Extract each line of the records below that contains the word "from".

****************

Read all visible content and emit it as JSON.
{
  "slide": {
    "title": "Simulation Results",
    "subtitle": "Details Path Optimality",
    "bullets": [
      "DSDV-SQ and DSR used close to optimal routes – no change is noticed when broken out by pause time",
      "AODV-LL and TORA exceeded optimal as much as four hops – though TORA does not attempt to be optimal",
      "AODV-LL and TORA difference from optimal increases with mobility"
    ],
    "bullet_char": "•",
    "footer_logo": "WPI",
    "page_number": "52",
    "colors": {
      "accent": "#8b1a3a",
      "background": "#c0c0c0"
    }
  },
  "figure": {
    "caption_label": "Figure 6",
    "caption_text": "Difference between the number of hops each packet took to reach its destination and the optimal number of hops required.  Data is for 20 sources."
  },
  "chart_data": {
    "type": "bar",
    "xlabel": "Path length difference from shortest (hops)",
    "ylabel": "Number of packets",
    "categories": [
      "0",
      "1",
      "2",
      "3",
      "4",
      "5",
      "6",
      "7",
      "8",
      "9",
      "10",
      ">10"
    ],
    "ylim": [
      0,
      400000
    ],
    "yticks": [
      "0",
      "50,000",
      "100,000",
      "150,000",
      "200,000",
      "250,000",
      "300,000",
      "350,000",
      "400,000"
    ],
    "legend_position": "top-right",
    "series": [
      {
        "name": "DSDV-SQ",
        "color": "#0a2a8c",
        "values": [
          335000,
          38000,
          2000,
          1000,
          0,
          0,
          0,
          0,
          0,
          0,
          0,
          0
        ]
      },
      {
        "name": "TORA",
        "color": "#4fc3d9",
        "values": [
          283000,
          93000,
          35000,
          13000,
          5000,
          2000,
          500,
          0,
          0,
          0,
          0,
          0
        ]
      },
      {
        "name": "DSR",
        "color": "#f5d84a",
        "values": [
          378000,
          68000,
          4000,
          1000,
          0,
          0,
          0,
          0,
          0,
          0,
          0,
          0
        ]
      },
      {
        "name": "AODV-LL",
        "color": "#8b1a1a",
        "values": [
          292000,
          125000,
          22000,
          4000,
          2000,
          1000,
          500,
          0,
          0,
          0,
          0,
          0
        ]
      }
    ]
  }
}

****************

◆ **Correct response**
      "AODV-LL and TORA difference from optimal increases with mobility"
    "xlabel": "Path length difference from shortest (hops)",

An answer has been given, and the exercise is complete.